### [EXERCISE TASK]
Repeat every line below exactly as it reads.

(Data records)
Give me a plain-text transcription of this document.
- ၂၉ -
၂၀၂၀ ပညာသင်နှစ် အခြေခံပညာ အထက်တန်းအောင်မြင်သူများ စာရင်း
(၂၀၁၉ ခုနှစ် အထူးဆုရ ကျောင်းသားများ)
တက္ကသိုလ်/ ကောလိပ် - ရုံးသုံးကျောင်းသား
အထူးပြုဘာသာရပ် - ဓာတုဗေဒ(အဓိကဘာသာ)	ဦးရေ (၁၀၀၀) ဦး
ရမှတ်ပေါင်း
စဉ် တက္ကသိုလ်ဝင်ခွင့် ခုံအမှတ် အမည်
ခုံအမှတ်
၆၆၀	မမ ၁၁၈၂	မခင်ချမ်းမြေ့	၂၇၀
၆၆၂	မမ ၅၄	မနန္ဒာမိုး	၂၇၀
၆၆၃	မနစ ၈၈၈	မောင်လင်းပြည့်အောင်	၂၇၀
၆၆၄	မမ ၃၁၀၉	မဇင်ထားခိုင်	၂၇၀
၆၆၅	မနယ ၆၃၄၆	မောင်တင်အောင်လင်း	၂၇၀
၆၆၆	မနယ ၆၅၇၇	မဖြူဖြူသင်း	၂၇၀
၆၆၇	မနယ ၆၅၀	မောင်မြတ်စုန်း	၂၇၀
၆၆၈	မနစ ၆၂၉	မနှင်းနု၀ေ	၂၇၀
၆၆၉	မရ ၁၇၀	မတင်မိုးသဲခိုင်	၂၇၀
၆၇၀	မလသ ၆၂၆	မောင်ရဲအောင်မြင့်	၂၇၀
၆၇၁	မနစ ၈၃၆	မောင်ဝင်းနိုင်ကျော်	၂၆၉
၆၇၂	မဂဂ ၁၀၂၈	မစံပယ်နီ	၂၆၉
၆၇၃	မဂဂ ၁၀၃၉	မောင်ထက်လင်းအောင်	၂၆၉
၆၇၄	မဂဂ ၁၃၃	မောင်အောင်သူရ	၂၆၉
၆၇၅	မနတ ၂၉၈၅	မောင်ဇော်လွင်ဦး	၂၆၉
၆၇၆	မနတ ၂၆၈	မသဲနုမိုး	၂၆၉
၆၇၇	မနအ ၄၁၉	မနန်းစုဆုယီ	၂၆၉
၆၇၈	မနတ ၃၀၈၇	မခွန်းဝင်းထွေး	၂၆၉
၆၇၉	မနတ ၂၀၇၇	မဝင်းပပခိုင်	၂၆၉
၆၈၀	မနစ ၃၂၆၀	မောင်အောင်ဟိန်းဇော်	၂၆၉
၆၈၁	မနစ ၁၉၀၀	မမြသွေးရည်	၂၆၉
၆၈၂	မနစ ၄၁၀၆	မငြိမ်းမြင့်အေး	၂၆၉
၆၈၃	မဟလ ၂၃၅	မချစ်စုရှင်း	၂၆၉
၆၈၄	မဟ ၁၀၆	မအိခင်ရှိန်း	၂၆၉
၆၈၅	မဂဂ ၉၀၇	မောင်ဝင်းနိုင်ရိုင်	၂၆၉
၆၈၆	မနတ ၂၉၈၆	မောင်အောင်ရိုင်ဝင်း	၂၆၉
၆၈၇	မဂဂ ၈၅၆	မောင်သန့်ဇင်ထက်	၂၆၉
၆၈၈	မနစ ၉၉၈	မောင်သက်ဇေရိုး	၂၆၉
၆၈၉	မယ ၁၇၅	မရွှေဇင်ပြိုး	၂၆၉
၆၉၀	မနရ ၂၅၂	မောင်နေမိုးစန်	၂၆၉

### [TASK OUTPUT]
Give me a plain-text transcription of this document.
- ၂၉ -
၂၀၂၀ ပညာသင်နှစ် အခြေခံပညာ အထက်တန်းအောင်မြင်သူများ စာရင်း
(၂၀၁၉ ခုနှစ် အထူးဆုရ ကျောင်းသားများ)
တက္ကသိုလ်/ ကောလိပ် - ရုံးသုံးကျောင်းသား
အထူးပြုဘာသာရပ် - ဓာတုဗေဒ(အဓိကဘာသာ)	ဦးရေ (၁၀၀၀) ဦး
ရမှတ်ပေါင်း
စဉ် တက္ကသိုလ်ဝင်ခွင့် ခုံအမှတ် အမည်
ခုံအမှတ်
၆၆၀	မမ ၁၁၈၂	မခင်ချမ်းမြေ့	၂၇၀
၆၆၂	မမ ၅၄	မနန္ဒာမိုး	၂၇၀
၆၆၃	မနစ ၈၈၈	မောင်လင်းပြည့်အောင်	၂၇၀
၆၆၄	မမ ၃၁၀၉	မဇင်ထားခိုင်	၂၇၀
၆၆၅	မနယ ၆၃၄၆	မောင်တင်အောင်လင်း	၂၇၀
၆၆၆	မနယ ၆၅၇၇	မဖြူဖြူသင်း	၂၇၀
၆၆၇	မနယ ၆၅၀	မောင်မြတ်စုန်း	၂၇၀
၆၆၈	မနစ ၆၂၉	မနှင်းနု၀ေ	၂၇၀
၆၆၉	မရ ၁၇၀	မတင်မိုးသဲခိုင်	၂၇၀
၆၇၀	မလသ ၆၂၆	မောင်ရဲအောင်မြင့်	၂၇၀
၆၇၁	မနစ ၈၃၆	မောင်ဝင်းနိုင်ကျော်	၂၆၉
၆၇၂	မဂဂ ၁၀၂၈	မစံပယ်နီ	၂၆၉
၆၇၃	မဂဂ ၁၀၃၉	မောင်ထက်လင်းအောင်	၂၆၉
၆၇၄	မဂဂ ၁၃၃	မောင်အောင်သူရ	၂၆၉
၆၇၅	မနတ ၂၉၈၅	မောင်ဇော်လွင်ဦး	၂၆၉
၆၇၆	မနတ ၂၆၈	မသဲနုမိုး	၂၆၉
၆၇၇	မနအ ၄၁၉	မနန်းစုဆုယီ	၂၆၉
၆၇၈	မနတ ၃၀၈၇	မခွန်းဝင်းထွေး	၂၆၉
၆၇၉	မနတ ၂၀၇၇	မဝင်းပပခိုင်	၂၆၉
၆၈၀	မနစ ၃၂၆၀	မောင်အောင်ဟိန်းဇော်	၂၆၉
၆၈၁	မနစ ၁၉၀၀	မမြသွေးရည်	၂၆၉
၆၈၂	မနစ ၄၁၀၆	မငြိမ်းမြင့်အေး	၂၆၉
၆၈၃	မဟလ ၂၃၅	မချစ်စုရှင်း	၂၆၉
၆၈၄	မဟ ၁၀၆	မအိခင်ရှိန်း	၂၆၉
၆၈၅	မဂဂ ၉၀၇	မောင်ဝင်းနိုင်ရိုင်	၂၆၉
၆၈၆	မနတ ၂၉၈၆	မောင်အောင်ရိုင်ဝင်း	၂၆၉
၆၈၇	မဂဂ ၈၅၆	မောင်သန့်ဇင်ထက်	၂၆၉
၆၈၈	မနစ ၉၉၈	မောင်သက်ဇေရိုး	၂၆၉
၆၈၉	မယ ၁၇၅	မရွှေဇင်ပြိုး	၂၆၉
၆၉၀	မနရ ၂၅၂	မောင်နေမိုးစန်	၂၆၉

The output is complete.